◆ Exercise objective
From the listing below, copy every line with the word "information".

Stored data
□ □ □
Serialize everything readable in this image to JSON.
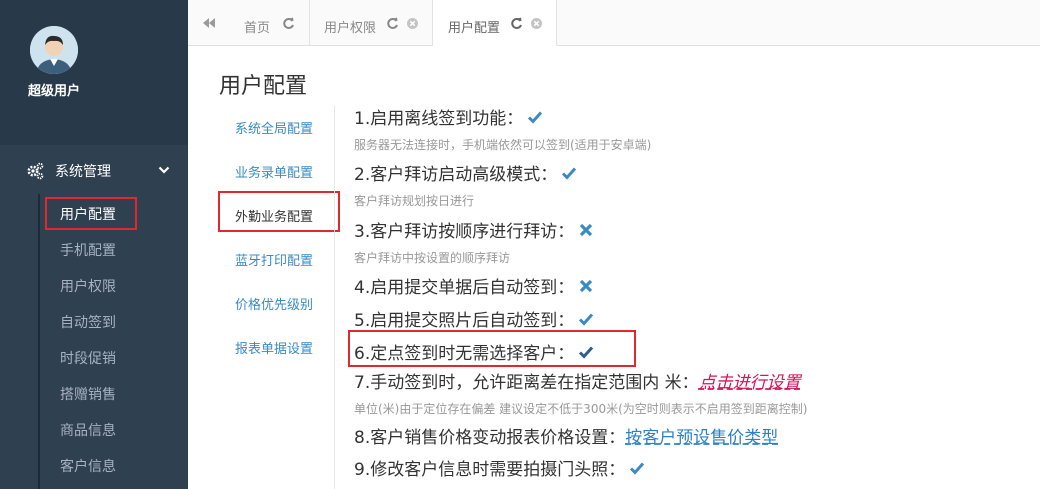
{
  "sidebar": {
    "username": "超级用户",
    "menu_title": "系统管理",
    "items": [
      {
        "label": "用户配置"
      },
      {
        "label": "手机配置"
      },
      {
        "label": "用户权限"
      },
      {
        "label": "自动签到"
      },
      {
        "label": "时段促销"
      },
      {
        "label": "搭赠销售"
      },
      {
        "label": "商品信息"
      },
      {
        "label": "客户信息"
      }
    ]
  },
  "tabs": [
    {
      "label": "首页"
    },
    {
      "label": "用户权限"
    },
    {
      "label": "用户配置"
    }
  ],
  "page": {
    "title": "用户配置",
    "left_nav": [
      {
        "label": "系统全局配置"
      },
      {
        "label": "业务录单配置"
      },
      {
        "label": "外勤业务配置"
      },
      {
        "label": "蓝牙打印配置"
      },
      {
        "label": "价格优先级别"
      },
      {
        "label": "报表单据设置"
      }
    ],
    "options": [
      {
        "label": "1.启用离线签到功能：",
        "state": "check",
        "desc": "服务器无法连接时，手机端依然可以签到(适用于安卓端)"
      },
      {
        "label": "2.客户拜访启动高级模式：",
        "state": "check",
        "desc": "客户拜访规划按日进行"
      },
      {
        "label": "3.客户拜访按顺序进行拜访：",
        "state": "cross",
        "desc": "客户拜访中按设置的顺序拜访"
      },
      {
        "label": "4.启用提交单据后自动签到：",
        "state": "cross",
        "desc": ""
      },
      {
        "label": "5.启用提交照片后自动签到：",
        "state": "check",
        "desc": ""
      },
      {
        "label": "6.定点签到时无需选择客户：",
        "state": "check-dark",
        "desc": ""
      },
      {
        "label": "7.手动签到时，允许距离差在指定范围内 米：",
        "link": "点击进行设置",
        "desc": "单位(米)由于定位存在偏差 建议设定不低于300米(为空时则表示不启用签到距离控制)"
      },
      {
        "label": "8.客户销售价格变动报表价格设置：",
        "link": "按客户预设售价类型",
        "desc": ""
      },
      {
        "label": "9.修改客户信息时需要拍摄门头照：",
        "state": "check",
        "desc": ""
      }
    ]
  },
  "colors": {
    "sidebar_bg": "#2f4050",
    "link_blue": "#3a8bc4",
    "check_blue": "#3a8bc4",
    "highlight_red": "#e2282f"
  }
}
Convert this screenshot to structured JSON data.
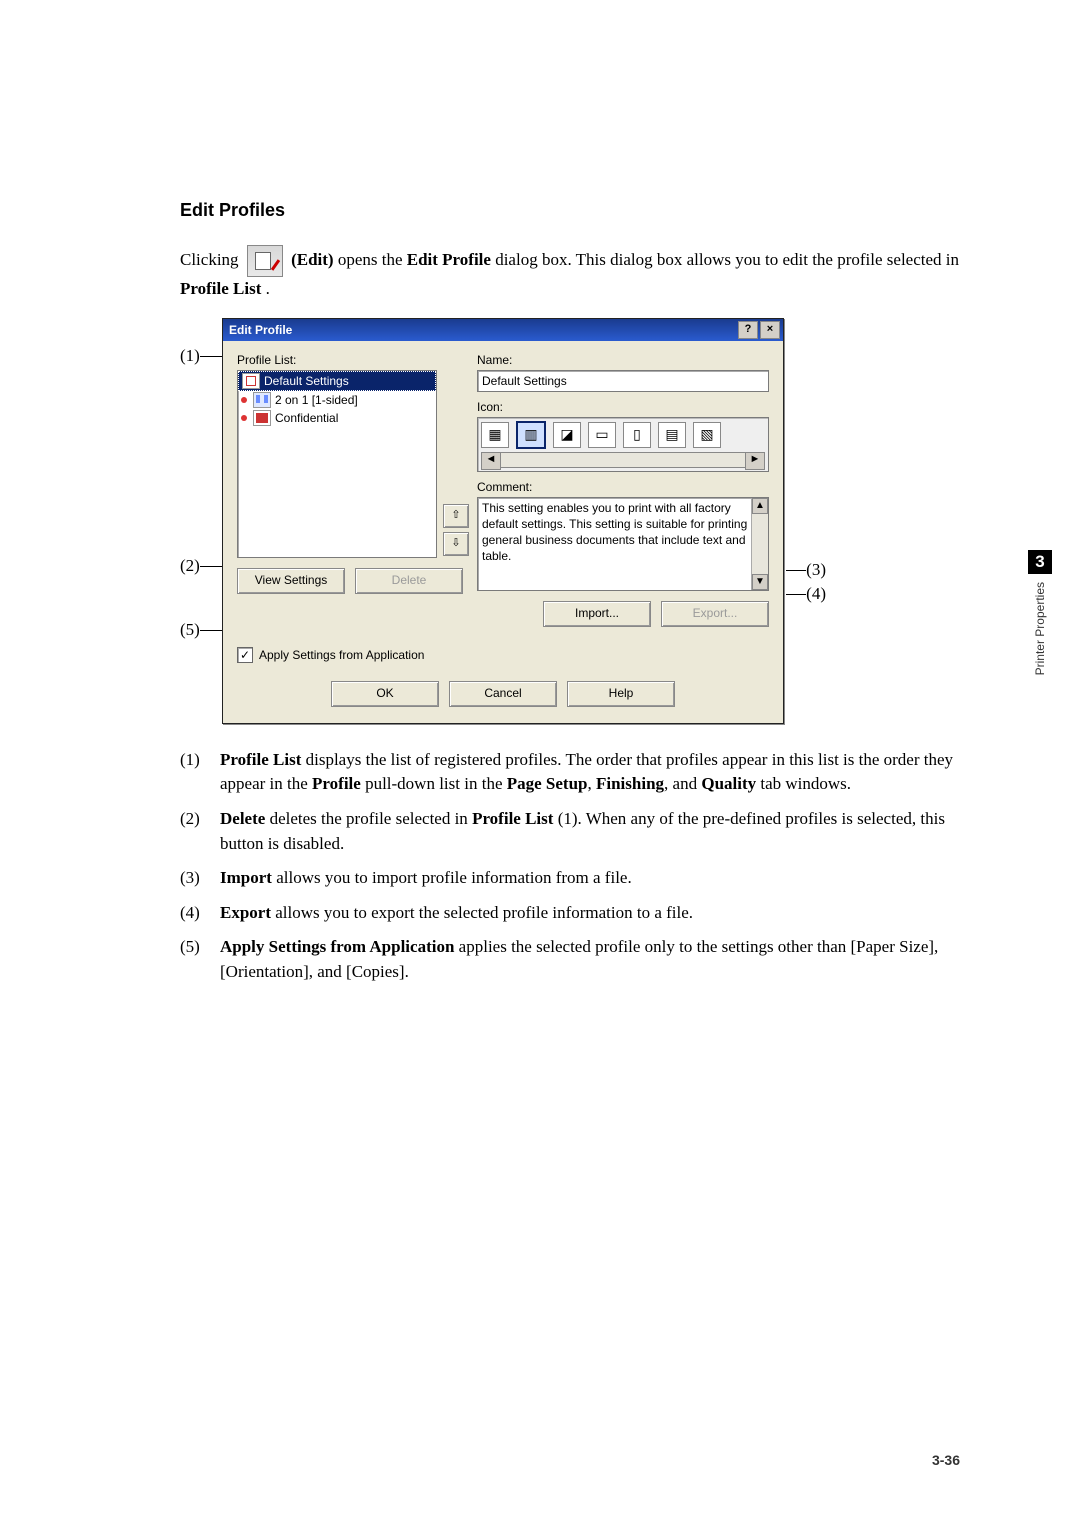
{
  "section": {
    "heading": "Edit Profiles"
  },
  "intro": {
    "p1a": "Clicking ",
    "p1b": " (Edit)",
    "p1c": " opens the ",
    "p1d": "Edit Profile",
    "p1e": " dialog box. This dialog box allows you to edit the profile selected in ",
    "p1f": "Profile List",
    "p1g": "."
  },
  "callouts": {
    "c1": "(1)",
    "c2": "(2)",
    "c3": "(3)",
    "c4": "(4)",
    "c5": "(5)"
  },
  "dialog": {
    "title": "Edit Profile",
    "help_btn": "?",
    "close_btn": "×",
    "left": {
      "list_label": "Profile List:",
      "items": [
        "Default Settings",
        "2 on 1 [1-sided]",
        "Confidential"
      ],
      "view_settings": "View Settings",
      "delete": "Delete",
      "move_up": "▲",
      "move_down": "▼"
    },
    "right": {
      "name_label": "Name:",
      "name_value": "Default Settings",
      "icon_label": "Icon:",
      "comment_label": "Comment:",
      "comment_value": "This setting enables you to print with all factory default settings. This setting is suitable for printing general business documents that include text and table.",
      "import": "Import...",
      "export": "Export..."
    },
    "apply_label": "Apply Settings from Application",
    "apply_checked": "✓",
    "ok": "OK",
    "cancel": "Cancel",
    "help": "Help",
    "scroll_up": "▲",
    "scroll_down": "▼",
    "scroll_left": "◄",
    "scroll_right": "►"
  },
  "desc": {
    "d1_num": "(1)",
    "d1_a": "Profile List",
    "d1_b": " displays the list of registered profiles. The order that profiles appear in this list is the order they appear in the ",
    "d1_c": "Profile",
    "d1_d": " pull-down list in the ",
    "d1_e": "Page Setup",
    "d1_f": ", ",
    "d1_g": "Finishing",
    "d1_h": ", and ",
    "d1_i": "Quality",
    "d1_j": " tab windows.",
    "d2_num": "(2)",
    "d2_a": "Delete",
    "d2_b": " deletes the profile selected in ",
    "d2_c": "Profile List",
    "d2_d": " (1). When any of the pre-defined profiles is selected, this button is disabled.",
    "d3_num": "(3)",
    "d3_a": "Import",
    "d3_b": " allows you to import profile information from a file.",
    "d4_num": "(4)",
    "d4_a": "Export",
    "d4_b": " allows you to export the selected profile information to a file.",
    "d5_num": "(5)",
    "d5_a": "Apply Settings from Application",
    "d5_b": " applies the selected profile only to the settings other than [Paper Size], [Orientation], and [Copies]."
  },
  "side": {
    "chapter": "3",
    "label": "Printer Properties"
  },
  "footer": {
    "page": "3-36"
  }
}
□ □ □
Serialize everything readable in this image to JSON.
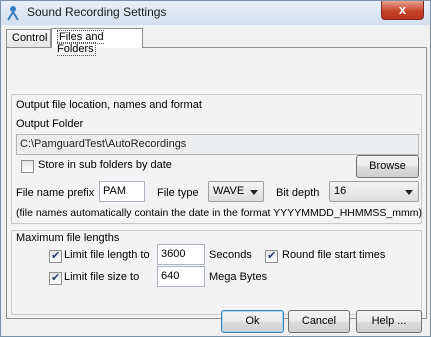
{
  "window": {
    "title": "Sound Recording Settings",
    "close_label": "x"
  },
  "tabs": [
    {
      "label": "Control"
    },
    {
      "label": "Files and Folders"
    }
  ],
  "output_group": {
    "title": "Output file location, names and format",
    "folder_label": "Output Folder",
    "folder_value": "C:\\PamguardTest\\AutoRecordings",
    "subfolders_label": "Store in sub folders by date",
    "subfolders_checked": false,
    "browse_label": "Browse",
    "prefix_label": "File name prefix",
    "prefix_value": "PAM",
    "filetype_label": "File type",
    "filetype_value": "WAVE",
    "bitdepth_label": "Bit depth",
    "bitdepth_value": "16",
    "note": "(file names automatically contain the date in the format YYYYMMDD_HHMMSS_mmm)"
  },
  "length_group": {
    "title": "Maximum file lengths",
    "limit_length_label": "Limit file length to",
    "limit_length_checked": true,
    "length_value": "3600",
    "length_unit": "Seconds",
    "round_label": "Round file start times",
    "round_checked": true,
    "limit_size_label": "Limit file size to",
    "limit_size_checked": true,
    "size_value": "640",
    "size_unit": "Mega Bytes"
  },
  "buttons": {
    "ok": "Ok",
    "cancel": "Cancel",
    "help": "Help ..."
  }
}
□ □ □
◆ Exercise answer
    "d3_b": " allows you to import profile information from a file.",
    "d4_b": " allows you to export the selected profile information to a file.",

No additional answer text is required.